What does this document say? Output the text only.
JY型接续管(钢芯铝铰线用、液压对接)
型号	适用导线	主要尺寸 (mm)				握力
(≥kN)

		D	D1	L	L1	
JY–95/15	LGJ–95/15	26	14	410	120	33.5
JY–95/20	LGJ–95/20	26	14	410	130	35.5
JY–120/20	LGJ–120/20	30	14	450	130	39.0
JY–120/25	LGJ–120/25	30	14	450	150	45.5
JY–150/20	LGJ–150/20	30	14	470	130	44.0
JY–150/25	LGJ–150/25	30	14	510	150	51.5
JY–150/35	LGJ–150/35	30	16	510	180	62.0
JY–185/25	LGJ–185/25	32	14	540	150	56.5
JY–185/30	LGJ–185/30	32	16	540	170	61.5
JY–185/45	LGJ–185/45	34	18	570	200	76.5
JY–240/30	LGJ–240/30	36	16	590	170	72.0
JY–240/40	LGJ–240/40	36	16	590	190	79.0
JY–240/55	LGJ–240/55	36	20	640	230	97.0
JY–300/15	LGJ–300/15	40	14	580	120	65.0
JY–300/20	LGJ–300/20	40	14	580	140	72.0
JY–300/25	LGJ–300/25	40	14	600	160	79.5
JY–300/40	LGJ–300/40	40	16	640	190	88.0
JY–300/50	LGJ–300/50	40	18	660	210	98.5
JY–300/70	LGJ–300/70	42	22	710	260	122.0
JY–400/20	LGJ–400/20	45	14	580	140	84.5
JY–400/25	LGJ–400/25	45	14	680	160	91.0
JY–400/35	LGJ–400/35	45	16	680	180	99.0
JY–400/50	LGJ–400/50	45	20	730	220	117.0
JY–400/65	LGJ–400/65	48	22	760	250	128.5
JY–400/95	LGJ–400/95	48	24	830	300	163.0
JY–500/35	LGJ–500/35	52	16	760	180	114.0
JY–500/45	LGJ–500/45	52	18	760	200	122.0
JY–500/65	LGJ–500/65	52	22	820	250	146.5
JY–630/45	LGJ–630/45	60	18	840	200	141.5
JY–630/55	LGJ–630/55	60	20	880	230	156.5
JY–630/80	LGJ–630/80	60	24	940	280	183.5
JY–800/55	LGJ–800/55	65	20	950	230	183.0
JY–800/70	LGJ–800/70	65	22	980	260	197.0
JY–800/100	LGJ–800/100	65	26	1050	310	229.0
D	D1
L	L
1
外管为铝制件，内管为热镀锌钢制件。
_ _ _ _ _ _ _
◆ What the exercise asks: Extract the complete data, matching each line exactly.

◆ Response to the exercise:
What does this document say? Output the text only.
JY型接续管(钢芯铝铰线用、液压对接)
型号	适用导线	主要尺寸 (mm)				握力
(≥kN)

		D	D1	L	L1	
JY–95/15	LGJ–95/15	26	14	410	120	33.5
JY–95/20	LGJ–95/20	26	14	410	130	35.5
JY–120/20	LGJ–120/20	30	14	450	130	39.0
JY–120/25	LGJ–120/25	30	14	450	150	45.5
JY–150/20	LGJ–150/20	30	14	470	130	44.0
JY–150/25	LGJ–150/25	30	14	510	150	51.5
JY–150/35	LGJ–150/35	30	16	510	180	62.0
JY–185/25	LGJ–185/25	32	14	540	150	56.5
JY–185/30	LGJ–185/30	32	16	540	170	61.5
JY–185/45	LGJ–185/45	34	18	570	200	76.5
JY–240/30	LGJ–240/30	36	16	590	170	72.0
JY–240/40	LGJ–240/40	36	16	590	190	79.0
JY–240/55	LGJ–240/55	36	20	640	230	97.0
JY–300/15	LGJ–300/15	40	14	580	120	65.0
JY–300/20	LGJ–300/20	40	14	580	140	72.0
JY–300/25	LGJ–300/25	40	14	600	160	79.5
JY–300/40	LGJ–300/40	40	16	640	190	88.0
JY–300/50	LGJ–300/50	40	18	660	210	98.5
JY–300/70	LGJ–300/70	42	22	710	260	122.0
JY–400/20	LGJ–400/20	45	14	580	140	84.5
JY–400/25	LGJ–400/25	45	14	680	160	91.0
JY–400/35	LGJ–400/35	45	16	680	180	99.0
JY–400/50	LGJ–400/50	45	20	730	220	117.0
JY–400/65	LGJ–400/65	48	22	760	250	128.5
JY–400/95	LGJ–400/95	48	24	830	300	163.0
JY–500/35	LGJ–500/35	52	16	760	180	114.0
JY–500/45	LGJ–500/45	52	18	760	200	122.0
JY–500/65	LGJ–500/65	52	22	820	250	146.5
JY–630/45	LGJ–630/45	60	18	840	200	141.5
JY–630/55	LGJ–630/55	60	20	880	230	156.5
JY–630/80	LGJ–630/80	60	24	940	280	183.5
JY–800/55	LGJ–800/55	65	20	950	230	183.0
JY–800/70	LGJ–800/70	65	22	980	260	197.0
JY–800/100	LGJ–800/100	65	26	1050	310	229.0
D	D1
L	L
1
外管为铝制件，内管为热镀锌钢制件。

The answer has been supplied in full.